[Raw records]
%%

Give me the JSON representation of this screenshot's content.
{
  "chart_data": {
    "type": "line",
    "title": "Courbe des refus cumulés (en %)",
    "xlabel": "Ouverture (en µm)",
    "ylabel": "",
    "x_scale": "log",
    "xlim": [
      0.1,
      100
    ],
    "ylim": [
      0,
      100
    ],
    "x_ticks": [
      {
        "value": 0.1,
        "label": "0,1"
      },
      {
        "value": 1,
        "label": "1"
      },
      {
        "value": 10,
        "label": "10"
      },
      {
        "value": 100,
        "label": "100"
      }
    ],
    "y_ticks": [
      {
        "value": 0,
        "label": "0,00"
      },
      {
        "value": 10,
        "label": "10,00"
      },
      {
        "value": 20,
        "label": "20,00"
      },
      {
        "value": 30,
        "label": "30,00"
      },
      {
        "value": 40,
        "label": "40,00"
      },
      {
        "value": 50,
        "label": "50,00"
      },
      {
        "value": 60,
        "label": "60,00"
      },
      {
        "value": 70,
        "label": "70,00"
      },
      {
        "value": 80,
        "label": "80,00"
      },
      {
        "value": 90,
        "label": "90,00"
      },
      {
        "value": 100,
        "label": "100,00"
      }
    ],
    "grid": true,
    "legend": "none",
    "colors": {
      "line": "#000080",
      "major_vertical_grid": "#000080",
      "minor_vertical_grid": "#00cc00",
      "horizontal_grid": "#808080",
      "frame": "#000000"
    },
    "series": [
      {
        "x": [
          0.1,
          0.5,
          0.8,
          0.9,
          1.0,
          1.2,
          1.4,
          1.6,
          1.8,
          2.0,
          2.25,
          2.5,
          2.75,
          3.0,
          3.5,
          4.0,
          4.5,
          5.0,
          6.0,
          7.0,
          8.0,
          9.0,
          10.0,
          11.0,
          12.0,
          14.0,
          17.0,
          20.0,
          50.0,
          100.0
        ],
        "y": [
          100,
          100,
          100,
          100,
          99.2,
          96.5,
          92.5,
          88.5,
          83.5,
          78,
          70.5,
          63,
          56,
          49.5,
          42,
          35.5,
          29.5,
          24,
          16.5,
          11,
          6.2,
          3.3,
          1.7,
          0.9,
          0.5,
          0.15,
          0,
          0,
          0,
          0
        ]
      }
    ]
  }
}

%%

All of the data above should be transcribed exactly.

* EXPECTED ANSWER:
Give me the JSON representation of this screenshot's content.
{
  "chart_data": {
    "type": "line",
    "title": "Courbe des refus cumulés (en %)",
    "xlabel": "Ouverture (en µm)",
    "ylabel": "",
    "x_scale": "log",
    "xlim": [
      0.1,
      100
    ],
    "ylim": [
      0,
      100
    ],
    "x_ticks": [
      {
        "value": 0.1,
        "label": "0,1"
      },
      {
        "value": 1,
        "label": "1"
      },
      {
        "value": 10,
        "label": "10"
      },
      {
        "value": 100,
        "label": "100"
      }
    ],
    "y_ticks": [
      {
        "value": 0,
        "label": "0,00"
      },
      {
        "value": 10,
        "label": "10,00"
      },
      {
        "value": 20,
        "label": "20,00"
      },
      {
        "value": 30,
        "label": "30,00"
      },
      {
        "value": 40,
        "label": "40,00"
      },
      {
        "value": 50,
        "label": "50,00"
      },
      {
        "value": 60,
        "label": "60,00"
      },
      {
        "value": 70,
        "label": "70,00"
      },
      {
        "value": 80,
        "label": "80,00"
      },
      {
        "value": 90,
        "label": "90,00"
      },
      {
        "value": 100,
        "label": "100,00"
      }
    ],
    "grid": true,
    "legend": "none",
    "colors": {
      "line": "#000080",
      "major_vertical_grid": "#000080",
      "minor_vertical_grid": "#00cc00",
      "horizontal_grid": "#808080",
      "frame": "#000000"
    },
    "series": [
      {
        "x": [
          0.1,
          0.5,
          0.8,
          0.9,
          1.0,
          1.2,
          1.4,
          1.6,
          1.8,
          2.0,
          2.25,
          2.5,
          2.75,
          3.0,
          3.5,
          4.0,
          4.5,
          5.0,
          6.0,
          7.0,
          8.0,
          9.0,
          10.0,
          11.0,
          12.0,
          14.0,
          17.0,
          20.0,
          50.0,
          100.0
        ],
        "y": [
          100,
          100,
          100,
          100,
          99.2,
          96.5,
          92.5,
          88.5,
          83.5,
          78,
          70.5,
          63,
          56,
          49.5,
          42,
          35.5,
          29.5,
          24,
          16.5,
          11,
          6.2,
          3.3,
          1.7,
          0.9,
          0.5,
          0.15,
          0,
          0,
          0,
          0
        ]
      }
    ]
  }
}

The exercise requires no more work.